**What the task requires**
Among the entries below, find how many lines carry the word "europee" and state only that figure.

**Records for this exercise**
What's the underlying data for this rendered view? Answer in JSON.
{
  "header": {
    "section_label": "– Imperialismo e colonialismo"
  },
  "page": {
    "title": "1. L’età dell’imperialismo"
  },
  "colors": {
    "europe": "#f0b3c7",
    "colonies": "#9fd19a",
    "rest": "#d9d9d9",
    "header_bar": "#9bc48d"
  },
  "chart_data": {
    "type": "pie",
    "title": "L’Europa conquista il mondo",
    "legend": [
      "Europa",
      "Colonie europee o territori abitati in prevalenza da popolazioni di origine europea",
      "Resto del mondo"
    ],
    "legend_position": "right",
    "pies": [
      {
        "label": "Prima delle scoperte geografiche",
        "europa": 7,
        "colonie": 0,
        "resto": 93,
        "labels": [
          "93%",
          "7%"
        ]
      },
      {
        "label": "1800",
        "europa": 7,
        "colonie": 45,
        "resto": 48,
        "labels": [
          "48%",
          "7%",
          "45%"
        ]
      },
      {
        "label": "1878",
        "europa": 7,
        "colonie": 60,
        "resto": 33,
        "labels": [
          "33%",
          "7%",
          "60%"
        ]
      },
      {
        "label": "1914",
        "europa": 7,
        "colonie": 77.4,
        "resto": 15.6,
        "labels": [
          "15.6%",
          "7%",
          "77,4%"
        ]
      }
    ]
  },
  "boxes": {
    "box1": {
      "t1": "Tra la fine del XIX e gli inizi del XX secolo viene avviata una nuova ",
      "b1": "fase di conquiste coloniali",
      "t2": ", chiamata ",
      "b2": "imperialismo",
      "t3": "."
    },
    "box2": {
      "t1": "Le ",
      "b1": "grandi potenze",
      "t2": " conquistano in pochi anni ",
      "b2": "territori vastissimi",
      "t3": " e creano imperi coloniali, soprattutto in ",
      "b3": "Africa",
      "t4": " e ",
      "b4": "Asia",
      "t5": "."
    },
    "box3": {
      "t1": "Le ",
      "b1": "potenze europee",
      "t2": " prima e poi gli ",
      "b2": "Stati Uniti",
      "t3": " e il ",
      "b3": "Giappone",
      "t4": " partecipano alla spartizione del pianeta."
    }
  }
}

**Solution**
2